**Aim of the exercise**.
For the records below, give the count of lines holding the word "lollys" and nothing more.
########
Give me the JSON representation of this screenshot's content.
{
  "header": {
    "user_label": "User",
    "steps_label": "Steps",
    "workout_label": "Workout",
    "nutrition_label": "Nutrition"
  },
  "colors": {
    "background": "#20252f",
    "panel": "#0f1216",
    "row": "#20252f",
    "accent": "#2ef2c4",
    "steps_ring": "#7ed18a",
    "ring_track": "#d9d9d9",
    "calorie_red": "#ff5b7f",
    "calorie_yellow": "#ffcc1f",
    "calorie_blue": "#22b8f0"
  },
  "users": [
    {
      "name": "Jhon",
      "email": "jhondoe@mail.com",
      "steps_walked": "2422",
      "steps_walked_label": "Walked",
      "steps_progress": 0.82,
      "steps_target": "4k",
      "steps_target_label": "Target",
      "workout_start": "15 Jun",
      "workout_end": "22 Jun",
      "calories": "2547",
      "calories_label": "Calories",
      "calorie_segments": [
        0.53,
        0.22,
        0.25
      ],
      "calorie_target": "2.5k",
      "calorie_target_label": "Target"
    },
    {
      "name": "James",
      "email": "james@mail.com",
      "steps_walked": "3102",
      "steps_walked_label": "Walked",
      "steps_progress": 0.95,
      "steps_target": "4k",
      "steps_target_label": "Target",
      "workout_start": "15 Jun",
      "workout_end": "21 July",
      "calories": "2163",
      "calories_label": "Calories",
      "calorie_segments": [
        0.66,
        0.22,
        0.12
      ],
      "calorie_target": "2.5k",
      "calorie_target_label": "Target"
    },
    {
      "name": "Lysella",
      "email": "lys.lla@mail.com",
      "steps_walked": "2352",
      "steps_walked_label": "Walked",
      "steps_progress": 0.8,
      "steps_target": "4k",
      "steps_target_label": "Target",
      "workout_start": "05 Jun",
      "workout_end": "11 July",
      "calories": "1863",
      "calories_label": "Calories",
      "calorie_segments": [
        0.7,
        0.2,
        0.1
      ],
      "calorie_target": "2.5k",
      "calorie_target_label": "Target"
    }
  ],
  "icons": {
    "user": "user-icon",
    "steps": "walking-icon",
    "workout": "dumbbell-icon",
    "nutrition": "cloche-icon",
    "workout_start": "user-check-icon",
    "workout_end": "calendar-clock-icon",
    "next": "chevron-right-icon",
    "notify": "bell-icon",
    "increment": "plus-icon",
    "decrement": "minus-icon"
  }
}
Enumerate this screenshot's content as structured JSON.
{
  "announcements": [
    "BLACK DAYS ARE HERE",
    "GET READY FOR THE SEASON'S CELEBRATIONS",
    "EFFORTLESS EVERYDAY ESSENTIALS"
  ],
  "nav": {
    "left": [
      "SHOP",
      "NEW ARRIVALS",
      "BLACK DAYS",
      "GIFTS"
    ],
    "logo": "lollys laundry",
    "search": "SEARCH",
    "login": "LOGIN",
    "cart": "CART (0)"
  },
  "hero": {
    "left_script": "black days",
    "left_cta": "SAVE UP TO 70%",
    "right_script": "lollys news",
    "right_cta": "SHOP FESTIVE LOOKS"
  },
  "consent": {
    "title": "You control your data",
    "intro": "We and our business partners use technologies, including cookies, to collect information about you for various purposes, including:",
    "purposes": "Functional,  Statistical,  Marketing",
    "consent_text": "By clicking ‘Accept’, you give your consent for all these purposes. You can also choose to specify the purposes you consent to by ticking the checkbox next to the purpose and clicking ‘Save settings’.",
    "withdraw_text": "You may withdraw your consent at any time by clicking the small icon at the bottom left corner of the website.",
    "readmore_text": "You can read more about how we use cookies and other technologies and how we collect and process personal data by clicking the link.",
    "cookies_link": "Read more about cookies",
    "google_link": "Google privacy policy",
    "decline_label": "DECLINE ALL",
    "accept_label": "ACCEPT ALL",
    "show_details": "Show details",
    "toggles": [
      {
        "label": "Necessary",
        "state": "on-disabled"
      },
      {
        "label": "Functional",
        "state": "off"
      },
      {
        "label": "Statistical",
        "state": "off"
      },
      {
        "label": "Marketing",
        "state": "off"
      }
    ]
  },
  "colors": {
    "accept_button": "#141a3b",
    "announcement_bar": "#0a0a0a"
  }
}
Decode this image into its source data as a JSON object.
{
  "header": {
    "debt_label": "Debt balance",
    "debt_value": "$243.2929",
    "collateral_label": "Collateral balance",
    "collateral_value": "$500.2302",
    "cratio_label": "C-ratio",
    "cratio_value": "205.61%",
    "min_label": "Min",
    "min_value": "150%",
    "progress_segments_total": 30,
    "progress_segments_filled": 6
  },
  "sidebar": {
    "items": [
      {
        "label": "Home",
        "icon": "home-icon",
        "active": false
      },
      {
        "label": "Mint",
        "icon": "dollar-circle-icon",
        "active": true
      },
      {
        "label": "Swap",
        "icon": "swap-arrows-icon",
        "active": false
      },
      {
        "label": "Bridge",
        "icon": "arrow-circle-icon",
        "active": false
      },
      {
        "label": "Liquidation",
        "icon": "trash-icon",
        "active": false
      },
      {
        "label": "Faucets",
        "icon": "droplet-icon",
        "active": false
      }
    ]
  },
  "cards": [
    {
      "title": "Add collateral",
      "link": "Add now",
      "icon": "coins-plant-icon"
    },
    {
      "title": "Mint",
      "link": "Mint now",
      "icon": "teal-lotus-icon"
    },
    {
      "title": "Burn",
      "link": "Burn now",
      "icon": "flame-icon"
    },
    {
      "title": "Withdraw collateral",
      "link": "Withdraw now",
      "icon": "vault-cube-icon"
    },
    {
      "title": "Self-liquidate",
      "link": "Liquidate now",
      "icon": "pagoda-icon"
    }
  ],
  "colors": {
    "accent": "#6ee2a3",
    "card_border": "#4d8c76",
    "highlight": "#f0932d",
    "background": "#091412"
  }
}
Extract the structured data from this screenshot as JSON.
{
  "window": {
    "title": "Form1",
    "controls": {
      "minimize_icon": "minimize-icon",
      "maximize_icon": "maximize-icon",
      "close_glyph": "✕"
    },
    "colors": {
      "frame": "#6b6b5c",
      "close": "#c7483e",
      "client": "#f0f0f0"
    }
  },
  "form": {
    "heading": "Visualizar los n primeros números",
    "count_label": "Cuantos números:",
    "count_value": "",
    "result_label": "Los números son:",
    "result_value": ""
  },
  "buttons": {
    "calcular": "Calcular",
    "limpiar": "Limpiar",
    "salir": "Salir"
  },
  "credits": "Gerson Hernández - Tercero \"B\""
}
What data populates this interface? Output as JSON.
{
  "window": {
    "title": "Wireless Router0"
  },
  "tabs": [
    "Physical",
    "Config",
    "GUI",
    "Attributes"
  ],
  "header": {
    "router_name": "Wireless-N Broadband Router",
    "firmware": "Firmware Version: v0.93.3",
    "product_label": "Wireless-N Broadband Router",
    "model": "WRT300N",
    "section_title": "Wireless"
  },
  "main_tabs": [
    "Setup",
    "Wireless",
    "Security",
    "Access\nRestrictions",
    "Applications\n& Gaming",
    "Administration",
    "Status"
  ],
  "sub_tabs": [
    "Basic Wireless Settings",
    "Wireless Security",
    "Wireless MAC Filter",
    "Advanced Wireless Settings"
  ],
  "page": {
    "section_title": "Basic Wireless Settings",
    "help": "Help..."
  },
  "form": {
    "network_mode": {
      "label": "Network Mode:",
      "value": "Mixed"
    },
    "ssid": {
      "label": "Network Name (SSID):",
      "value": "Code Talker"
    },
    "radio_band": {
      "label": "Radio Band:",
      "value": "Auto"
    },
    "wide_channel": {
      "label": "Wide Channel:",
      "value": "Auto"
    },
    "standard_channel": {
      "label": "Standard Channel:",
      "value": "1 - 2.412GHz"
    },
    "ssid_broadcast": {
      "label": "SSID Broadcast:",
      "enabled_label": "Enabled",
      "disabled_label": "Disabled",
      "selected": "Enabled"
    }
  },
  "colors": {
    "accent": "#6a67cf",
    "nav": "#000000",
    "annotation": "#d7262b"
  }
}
########
**Written answer**.
2